__PROMPT__: Each line of the listing that contains the word "Receiving" is to be copied.

__RECORDS PROVIDED__:
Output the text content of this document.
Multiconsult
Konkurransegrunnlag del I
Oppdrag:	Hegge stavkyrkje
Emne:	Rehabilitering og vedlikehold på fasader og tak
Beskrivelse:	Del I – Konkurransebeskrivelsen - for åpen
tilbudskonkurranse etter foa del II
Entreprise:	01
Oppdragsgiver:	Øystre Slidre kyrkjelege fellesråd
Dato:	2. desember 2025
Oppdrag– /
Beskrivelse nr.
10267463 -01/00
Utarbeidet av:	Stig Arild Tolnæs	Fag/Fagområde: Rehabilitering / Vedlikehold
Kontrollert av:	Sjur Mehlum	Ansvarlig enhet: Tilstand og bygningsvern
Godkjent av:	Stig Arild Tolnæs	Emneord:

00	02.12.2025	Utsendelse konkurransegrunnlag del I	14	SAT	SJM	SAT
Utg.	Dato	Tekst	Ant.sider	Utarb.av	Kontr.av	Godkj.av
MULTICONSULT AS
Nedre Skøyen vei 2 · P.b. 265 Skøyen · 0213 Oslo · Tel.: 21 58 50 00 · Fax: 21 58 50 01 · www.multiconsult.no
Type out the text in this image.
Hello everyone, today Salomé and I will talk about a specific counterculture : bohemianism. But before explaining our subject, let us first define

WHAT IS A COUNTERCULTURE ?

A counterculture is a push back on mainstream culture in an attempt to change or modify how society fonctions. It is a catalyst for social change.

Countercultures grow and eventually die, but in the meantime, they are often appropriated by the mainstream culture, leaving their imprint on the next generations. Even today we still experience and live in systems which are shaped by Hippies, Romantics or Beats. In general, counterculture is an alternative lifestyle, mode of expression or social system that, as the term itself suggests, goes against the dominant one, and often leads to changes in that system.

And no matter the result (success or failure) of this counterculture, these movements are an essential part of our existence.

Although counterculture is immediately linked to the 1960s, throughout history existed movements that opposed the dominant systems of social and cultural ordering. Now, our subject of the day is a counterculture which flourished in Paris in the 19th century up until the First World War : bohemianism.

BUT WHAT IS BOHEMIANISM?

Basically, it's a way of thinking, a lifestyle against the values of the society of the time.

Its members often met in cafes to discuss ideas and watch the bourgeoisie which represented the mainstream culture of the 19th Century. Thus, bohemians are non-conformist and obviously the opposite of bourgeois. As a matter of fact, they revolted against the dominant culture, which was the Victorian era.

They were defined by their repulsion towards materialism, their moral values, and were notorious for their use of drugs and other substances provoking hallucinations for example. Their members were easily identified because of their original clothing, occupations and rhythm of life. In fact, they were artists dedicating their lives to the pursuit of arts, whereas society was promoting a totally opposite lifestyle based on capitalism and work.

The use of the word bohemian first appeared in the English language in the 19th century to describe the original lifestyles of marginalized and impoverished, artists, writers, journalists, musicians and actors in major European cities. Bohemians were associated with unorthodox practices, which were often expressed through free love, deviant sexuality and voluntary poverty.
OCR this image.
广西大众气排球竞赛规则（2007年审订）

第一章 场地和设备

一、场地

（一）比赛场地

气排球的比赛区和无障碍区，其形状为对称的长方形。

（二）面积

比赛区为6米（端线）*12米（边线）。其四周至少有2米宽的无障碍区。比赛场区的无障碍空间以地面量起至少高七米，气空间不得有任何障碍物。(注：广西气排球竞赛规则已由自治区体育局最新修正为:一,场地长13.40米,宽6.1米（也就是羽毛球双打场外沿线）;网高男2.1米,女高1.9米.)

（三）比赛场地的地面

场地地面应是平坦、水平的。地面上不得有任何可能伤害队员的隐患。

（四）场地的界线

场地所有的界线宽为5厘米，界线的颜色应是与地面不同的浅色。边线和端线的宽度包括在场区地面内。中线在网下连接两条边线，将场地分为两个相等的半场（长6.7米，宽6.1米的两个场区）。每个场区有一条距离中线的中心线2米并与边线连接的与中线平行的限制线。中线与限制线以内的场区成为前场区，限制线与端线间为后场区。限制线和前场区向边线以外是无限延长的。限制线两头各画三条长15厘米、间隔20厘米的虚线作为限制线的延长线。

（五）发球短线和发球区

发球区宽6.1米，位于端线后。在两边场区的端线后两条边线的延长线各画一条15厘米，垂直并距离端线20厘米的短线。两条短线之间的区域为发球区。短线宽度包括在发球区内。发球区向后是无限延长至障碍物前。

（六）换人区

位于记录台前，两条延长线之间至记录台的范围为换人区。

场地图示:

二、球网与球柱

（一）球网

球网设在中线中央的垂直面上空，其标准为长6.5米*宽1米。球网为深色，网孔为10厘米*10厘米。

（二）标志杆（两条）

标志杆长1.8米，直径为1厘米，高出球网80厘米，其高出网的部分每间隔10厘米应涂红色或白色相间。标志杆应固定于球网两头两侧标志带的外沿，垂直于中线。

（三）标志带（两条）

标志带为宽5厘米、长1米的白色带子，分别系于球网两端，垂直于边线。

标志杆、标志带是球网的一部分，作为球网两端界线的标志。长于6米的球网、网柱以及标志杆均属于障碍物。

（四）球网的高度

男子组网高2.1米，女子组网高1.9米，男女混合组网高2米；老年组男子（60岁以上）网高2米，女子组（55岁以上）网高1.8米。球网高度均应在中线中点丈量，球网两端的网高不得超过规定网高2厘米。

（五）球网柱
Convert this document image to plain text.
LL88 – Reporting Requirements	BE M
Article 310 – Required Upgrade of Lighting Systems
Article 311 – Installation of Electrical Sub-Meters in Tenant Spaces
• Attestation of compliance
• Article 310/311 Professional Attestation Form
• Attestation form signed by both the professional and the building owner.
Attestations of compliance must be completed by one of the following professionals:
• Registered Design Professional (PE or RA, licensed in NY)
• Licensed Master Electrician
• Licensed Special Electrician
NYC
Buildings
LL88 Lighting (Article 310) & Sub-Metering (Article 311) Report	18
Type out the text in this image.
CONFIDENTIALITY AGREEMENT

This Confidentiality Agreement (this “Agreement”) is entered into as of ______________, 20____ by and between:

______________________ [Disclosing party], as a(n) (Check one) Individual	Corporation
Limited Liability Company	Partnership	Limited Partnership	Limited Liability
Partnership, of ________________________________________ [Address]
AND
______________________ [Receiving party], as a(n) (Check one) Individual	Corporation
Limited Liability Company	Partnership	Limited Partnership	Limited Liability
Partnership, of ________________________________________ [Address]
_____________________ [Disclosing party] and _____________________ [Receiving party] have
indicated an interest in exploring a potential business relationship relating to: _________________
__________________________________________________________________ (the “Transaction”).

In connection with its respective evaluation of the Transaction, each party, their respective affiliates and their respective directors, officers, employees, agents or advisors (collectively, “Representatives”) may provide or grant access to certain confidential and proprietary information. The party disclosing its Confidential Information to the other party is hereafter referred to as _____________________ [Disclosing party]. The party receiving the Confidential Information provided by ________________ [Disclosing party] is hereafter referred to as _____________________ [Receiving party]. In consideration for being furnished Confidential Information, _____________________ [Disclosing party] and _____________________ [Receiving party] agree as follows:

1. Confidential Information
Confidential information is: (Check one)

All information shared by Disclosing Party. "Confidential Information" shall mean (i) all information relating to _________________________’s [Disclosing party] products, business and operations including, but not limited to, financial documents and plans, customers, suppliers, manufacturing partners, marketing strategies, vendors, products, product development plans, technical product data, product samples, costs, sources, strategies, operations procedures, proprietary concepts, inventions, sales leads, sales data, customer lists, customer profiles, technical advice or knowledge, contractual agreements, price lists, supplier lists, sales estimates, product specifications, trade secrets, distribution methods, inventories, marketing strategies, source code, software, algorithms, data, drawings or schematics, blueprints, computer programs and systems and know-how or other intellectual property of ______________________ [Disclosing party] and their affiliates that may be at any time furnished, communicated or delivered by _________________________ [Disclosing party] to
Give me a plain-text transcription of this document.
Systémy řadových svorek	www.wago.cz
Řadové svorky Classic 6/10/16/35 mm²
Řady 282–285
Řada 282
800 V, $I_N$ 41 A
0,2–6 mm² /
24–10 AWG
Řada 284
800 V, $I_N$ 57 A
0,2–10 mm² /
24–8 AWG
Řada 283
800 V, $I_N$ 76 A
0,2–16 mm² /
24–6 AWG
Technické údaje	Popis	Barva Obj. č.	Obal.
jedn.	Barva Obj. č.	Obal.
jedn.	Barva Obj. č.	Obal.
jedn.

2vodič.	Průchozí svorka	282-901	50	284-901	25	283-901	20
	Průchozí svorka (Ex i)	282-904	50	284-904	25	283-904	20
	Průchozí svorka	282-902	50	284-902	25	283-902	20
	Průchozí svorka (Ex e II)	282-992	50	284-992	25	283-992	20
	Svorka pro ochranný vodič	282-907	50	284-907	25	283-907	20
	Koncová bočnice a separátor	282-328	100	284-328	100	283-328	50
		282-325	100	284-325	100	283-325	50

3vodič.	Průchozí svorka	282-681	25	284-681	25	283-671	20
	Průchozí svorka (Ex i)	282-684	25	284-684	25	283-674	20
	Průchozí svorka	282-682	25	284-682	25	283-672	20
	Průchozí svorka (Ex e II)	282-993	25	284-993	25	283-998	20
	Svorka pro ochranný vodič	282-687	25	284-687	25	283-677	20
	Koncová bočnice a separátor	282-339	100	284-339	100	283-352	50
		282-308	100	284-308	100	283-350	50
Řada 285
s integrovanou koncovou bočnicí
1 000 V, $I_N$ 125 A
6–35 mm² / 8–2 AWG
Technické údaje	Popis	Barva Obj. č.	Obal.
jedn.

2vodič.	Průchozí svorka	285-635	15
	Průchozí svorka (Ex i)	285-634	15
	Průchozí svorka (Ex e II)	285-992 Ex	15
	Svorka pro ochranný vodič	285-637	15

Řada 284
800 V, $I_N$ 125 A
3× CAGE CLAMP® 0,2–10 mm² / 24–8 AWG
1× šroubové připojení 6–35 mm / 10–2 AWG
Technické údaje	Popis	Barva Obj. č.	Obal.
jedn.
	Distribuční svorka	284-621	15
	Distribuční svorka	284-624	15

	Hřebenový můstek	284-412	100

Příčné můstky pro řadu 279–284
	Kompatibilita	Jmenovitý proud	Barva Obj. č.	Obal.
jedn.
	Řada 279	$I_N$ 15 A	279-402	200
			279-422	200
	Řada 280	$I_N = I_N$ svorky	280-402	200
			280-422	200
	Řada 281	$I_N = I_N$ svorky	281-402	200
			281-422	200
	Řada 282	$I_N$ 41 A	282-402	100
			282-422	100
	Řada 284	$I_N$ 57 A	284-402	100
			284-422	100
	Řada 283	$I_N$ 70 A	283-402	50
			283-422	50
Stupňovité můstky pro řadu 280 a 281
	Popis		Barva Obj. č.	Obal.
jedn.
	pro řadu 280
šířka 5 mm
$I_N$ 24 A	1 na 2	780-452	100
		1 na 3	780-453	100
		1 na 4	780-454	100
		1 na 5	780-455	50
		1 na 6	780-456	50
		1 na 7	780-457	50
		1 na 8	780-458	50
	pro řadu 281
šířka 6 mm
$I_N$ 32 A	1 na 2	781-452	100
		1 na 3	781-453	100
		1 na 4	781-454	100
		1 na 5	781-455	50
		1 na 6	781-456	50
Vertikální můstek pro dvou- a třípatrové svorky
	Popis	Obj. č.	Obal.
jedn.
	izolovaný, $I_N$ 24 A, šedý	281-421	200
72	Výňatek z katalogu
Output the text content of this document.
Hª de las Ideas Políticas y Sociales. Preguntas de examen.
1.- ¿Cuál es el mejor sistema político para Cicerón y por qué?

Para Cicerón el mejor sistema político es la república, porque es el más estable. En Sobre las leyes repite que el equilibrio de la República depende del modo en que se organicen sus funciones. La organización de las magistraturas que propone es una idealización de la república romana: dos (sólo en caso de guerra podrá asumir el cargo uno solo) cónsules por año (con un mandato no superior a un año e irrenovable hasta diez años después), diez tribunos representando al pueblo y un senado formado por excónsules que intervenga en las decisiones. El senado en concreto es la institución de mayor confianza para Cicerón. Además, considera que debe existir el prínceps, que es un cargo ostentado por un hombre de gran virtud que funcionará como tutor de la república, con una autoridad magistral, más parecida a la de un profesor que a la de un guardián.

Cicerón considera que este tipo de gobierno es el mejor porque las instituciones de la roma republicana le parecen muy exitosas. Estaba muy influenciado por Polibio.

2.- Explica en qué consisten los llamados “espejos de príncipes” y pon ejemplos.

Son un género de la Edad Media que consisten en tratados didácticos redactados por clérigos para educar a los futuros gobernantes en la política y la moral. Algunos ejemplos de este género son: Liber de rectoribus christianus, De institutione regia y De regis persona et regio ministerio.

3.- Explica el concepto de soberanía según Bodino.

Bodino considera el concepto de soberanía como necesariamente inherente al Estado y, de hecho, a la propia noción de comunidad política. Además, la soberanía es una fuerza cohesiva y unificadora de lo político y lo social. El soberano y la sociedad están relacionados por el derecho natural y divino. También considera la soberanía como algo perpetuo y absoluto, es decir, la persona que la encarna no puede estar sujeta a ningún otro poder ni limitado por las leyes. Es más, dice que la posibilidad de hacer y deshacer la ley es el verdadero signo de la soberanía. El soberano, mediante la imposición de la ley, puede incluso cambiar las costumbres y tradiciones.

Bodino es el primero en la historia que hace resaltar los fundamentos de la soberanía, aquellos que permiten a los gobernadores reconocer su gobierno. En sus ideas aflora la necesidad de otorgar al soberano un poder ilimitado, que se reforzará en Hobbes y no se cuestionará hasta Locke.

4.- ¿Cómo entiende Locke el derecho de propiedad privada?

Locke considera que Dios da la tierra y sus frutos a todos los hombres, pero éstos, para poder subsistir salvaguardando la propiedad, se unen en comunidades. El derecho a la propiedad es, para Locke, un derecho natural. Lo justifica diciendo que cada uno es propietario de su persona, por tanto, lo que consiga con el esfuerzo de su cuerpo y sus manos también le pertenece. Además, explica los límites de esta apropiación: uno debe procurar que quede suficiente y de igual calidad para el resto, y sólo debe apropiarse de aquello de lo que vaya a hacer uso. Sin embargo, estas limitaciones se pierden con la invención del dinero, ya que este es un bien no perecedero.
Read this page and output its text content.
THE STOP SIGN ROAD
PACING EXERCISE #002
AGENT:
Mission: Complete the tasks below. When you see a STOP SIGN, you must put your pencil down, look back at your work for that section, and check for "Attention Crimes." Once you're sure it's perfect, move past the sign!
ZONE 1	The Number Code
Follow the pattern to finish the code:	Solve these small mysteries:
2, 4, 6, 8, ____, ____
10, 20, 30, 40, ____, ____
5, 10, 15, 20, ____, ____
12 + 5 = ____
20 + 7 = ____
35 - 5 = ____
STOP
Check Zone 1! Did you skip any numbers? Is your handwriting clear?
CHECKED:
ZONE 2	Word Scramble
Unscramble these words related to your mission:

__THE ANSWER__:
______________________ [Receiving party], as a(n) (Check one) Individual	Corporation
_____________________ [Disclosing party] and _____________________ [Receiving party] have
In connection with its respective evaluation of the Transaction, each party, their respective affiliates and their respective directors, officers, employees, agents or advisors (collectively, “Representatives”) may provide or grant access to certain confidential and proprietary information. The party disclosing its Confidential Information to the other party is hereafter referred to as _____________________ [Disclosing party]. The party receiving the Confidential Information provided by ________________ [Disclosing party] is hereafter referred to as _____________________ [Receiving party]. In consideration for being furnished Confidential Information, _____________________ [Disclosing party] and _____________________ [Receiving party] agree as follows:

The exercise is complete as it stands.